Written task: Each entry below is to be extracted exactly.

Recorded data:
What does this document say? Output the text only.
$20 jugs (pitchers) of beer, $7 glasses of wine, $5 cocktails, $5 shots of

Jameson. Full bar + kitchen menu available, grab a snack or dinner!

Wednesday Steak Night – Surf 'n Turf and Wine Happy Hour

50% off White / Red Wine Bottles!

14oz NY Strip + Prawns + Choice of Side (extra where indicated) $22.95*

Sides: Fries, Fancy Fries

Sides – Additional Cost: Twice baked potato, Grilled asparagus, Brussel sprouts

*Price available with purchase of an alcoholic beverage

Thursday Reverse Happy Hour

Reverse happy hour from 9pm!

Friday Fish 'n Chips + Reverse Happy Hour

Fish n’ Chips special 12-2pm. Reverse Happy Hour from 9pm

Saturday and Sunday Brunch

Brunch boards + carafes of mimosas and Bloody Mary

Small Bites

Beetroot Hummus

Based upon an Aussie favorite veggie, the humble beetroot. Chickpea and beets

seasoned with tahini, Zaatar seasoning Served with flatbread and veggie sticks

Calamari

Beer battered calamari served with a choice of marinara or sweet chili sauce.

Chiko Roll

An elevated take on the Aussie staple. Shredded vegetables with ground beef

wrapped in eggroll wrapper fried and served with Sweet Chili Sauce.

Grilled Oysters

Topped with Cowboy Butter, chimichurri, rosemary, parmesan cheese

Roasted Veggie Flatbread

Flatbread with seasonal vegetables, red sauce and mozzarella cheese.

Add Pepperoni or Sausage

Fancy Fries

Correct result:
What does this document say? Output the text only.
$20 jugs (pitchers) of beer, $7 glasses of wine, $5 cocktails, $5 shots of

Jameson. Full bar + kitchen menu available, grab a snack or dinner!

Wednesday Steak Night – Surf 'n Turf and Wine Happy Hour

50% off White / Red Wine Bottles!

14oz NY Strip + Prawns + Choice of Side (extra where indicated) $22.95*

Sides: Fries, Fancy Fries

Sides – Additional Cost: Twice baked potato, Grilled asparagus, Brussel sprouts

*Price available with purchase of an alcoholic beverage

Thursday Reverse Happy Hour

Reverse happy hour from 9pm!

Friday Fish 'n Chips + Reverse Happy Hour

Fish n’ Chips special 12-2pm. Reverse Happy Hour from 9pm

Saturday and Sunday Brunch

Brunch boards + carafes of mimosas and Bloody Mary

Small Bites

Beetroot Hummus

Based upon an Aussie favorite veggie, the humble beetroot. Chickpea and beets

seasoned with tahini, Zaatar seasoning Served with flatbread and veggie sticks

Calamari

Beer battered calamari served with a choice of marinara or sweet chili sauce.

Chiko Roll

An elevated take on the Aussie staple. Shredded vegetables with ground beef

wrapped in eggroll wrapper fried and served with Sweet Chili Sauce.

Grilled Oysters

Topped with Cowboy Butter, chimichurri, rosemary, parmesan cheese

Roasted Veggie Flatbread

Flatbread with seasonal vegetables, red sauce and mozzarella cheese.

Add Pepperoni or Sausage

Fancy Fries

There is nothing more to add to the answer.